[Stored data]
┄┄┄┄┄┄

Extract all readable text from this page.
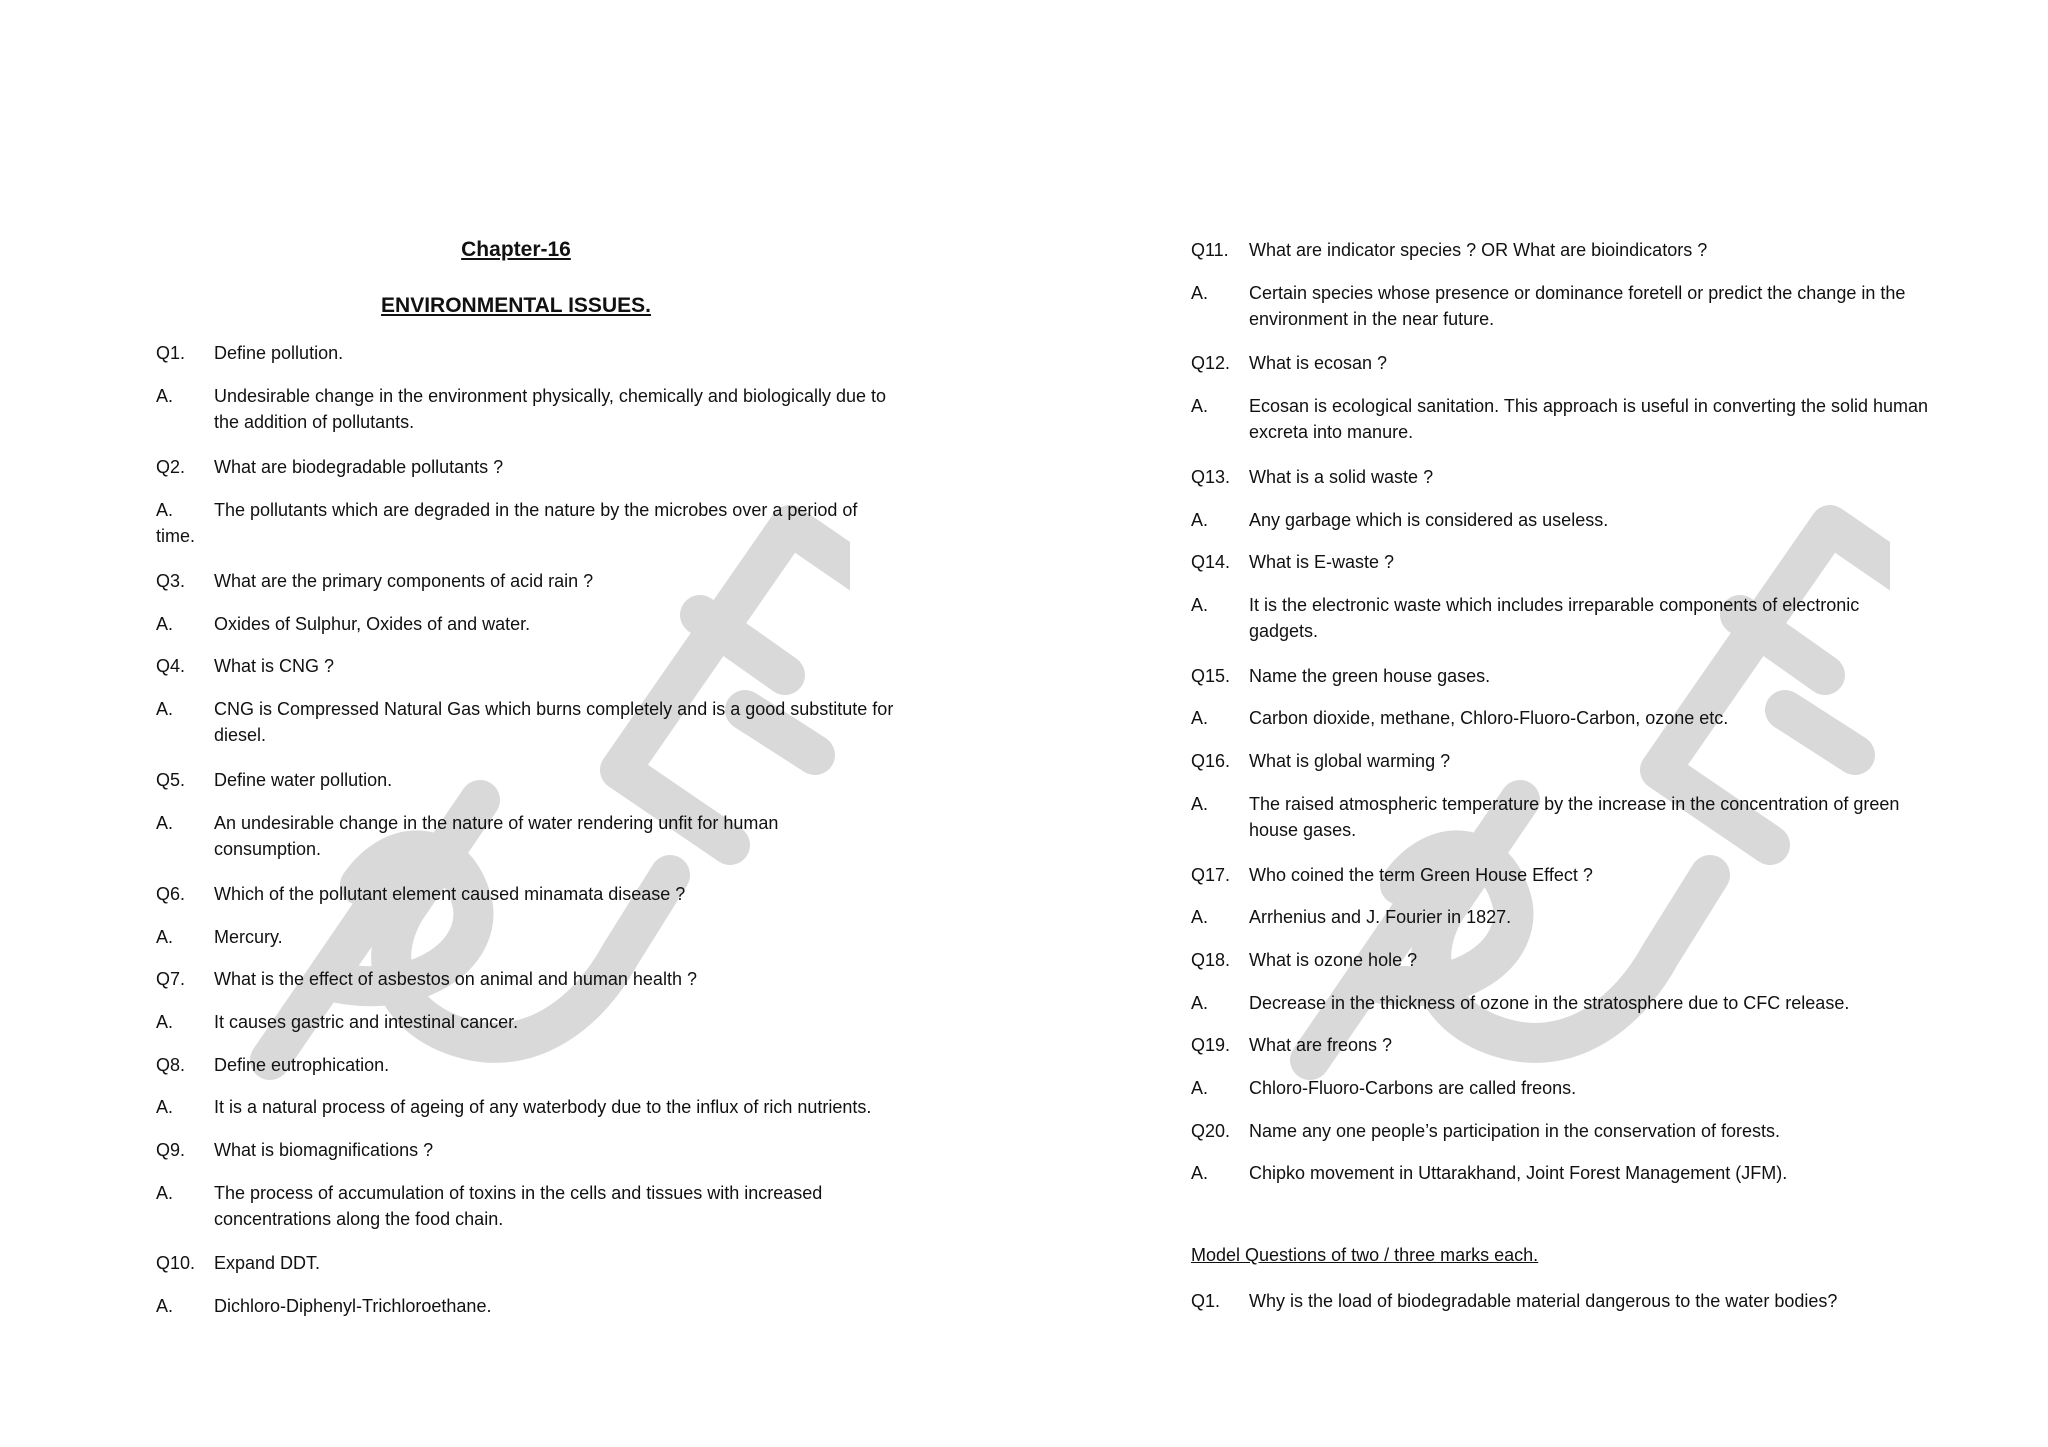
Chapter-16
ENVIRONMENTAL ISSUES.
Q1.	Define pollution.
A.	Undesirable change in the environment physically, chemically and biologically due to
the addition of pollutants.
Q2.	What are biodegradable pollutants ?
A.	The pollutants which are degraded in the nature by the microbes over a period of
time.
Q3.	What are the primary components of acid rain ?
A.	Oxides of Sulphur, Oxides of and water.
Q4.	What is CNG ?
A.	CNG is Compressed Natural Gas which burns completely and is a good substitute for
diesel.
Q5.	Define water pollution.
A.	An undesirable change in the nature of water rendering unfit for human
consumption.
Q6.	Which of the pollutant element caused minamata disease ?
A.	Mercury.
Q7.	What is the effect of asbestos on animal and human health ?
A.	It causes gastric and intestinal cancer.
Q8.	Define eutrophication.
A.	It is a natural process of ageing of any waterbody due to the influx of rich nutrients.
Q9.	What is biomagnifications ?
A.	The process of accumulation of toxins in the cells and tissues with increased
concentrations along the food chain.
Q10.	Expand DDT.
A.	Dichloro-Diphenyl-Trichloroethane.
Q11.	What are indicator species ? OR What are bioindicators ?
A.	Certain species whose presence or dominance foretell or predict the change in the
environment in the near future.
Q12.	What is ecosan ?
A.	Ecosan is ecological sanitation. This approach is useful in converting the solid human
excreta into manure.
Q13.	What is a solid waste ?
A.	Any garbage which is considered as useless.
Q14.	What is E-waste ?
A.	It is the electronic waste which includes irreparable components of electronic
gadgets.
Q15.	Name the green house gases.
A.	Carbon dioxide, methane, Chloro-Fluoro-Carbon, ozone etc.
Q16.	What is global warming ?
A.	The raised atmospheric temperature by the increase in the concentration of green
house gases.
Q17.	Who coined the term Green House Effect ?
A.	Arrhenius and J. Fourier in 1827.
Q18.	What is ozone hole ?
A.	Decrease in the thickness of ozone in the stratosphere due to CFC release.
Q19.	What are freons ?
A.	Chloro-Fluoro-Carbons are called freons.
Q20.	Name any one people’s participation in the conservation of forests.
A.	Chipko movement in Uttarakhand, Joint Forest Management (JFM).
Model Questions of two / three marks each.
Q1.	Why is the load of biodegradable material dangerous to the water bodies?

┄┄┄┄┄┄

• Your goal:
The entries are to be restated word for word, with pictures omitted.

• Answer:
Extract all readable text from this page.
Chapter-16
ENVIRONMENTAL ISSUES.
Q1.	Define pollution.
A.	Undesirable change in the environment physically, chemically and biologically due to
the addition of pollutants.
Q2.	What are biodegradable pollutants ?
A.	The pollutants which are degraded in the nature by the microbes over a period of
time.
Q3.	What are the primary components of acid rain ?
A.	Oxides of Sulphur, Oxides of and water.
Q4.	What is CNG ?
A.	CNG is Compressed Natural Gas which burns completely and is a good substitute for
diesel.
Q5.	Define water pollution.
A.	An undesirable change in the nature of water rendering unfit for human
consumption.
Q6.	Which of the pollutant element caused minamata disease ?
A.	Mercury.
Q7.	What is the effect of asbestos on animal and human health ?
A.	It causes gastric and intestinal cancer.
Q8.	Define eutrophication.
A.	It is a natural process of ageing of any waterbody due to the influx of rich nutrients.
Q9.	What is biomagnifications ?
A.	The process of accumulation of toxins in the cells and tissues with increased
concentrations along the food chain.
Q10.	Expand DDT.
A.	Dichloro-Diphenyl-Trichloroethane.
Q11.	What are indicator species ? OR What are bioindicators ?
A.	Certain species whose presence or dominance foretell or predict the change in the
environment in the near future.
Q12.	What is ecosan ?
A.	Ecosan is ecological sanitation. This approach is useful in converting the solid human
excreta into manure.
Q13.	What is a solid waste ?
A.	Any garbage which is considered as useless.
Q14.	What is E-waste ?
A.	It is the electronic waste which includes irreparable components of electronic
gadgets.
Q15.	Name the green house gases.
A.	Carbon dioxide, methane, Chloro-Fluoro-Carbon, ozone etc.
Q16.	What is global warming ?
A.	The raised atmospheric temperature by the increase in the concentration of green
house gases.
Q17.	Who coined the term Green House Effect ?
A.	Arrhenius and J. Fourier in 1827.
Q18.	What is ozone hole ?
A.	Decrease in the thickness of ozone in the stratosphere due to CFC release.
Q19.	What are freons ?
A.	Chloro-Fluoro-Carbons are called freons.
Q20.	Name any one people’s participation in the conservation of forests.
A.	Chipko movement in Uttarakhand, Joint Forest Management (JFM).
Model Questions of two / three marks each.
Q1.	Why is the load of biodegradable material dangerous to the water bodies?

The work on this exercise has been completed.